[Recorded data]
========================================================================

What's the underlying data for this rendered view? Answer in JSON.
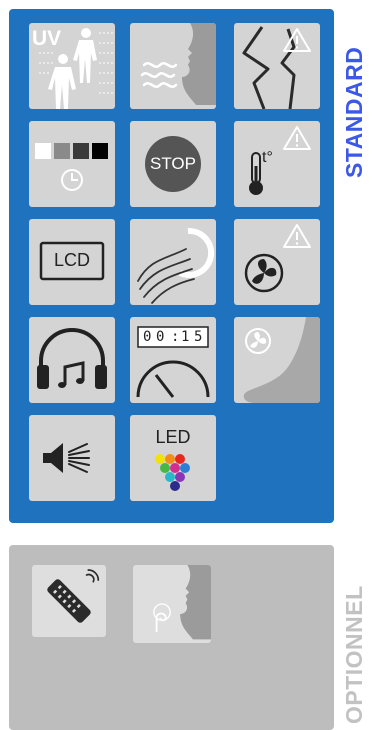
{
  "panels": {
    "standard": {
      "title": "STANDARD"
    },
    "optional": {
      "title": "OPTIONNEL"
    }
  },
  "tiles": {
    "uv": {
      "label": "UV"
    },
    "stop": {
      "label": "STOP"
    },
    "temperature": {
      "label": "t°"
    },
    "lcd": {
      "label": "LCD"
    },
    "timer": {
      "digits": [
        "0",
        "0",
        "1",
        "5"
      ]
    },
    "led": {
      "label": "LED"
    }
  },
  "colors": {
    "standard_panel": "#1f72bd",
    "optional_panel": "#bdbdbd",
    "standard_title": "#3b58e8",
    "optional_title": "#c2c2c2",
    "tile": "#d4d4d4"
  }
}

========================================================================

> _Your task_
Leave the images out, please, and restate each line word for word.

> _Answer to this task_
What's the underlying data for this rendered view? Answer in JSON.
{
  "panels": {
    "standard": {
      "title": "STANDARD"
    },
    "optional": {
      "title": "OPTIONNEL"
    }
  },
  "tiles": {
    "uv": {
      "label": "UV"
    },
    "stop": {
      "label": "STOP"
    },
    "temperature": {
      "label": "t°"
    },
    "lcd": {
      "label": "LCD"
    },
    "timer": {
      "digits": [
        "0",
        "0",
        "1",
        "5"
      ]
    },
    "led": {
      "label": "LED"
    }
  },
  "colors": {
    "standard_panel": "#1f72bd",
    "optional_panel": "#bdbdbd",
    "standard_title": "#3b58e8",
    "optional_title": "#c2c2c2",
    "tile": "#d4d4d4"
  }
}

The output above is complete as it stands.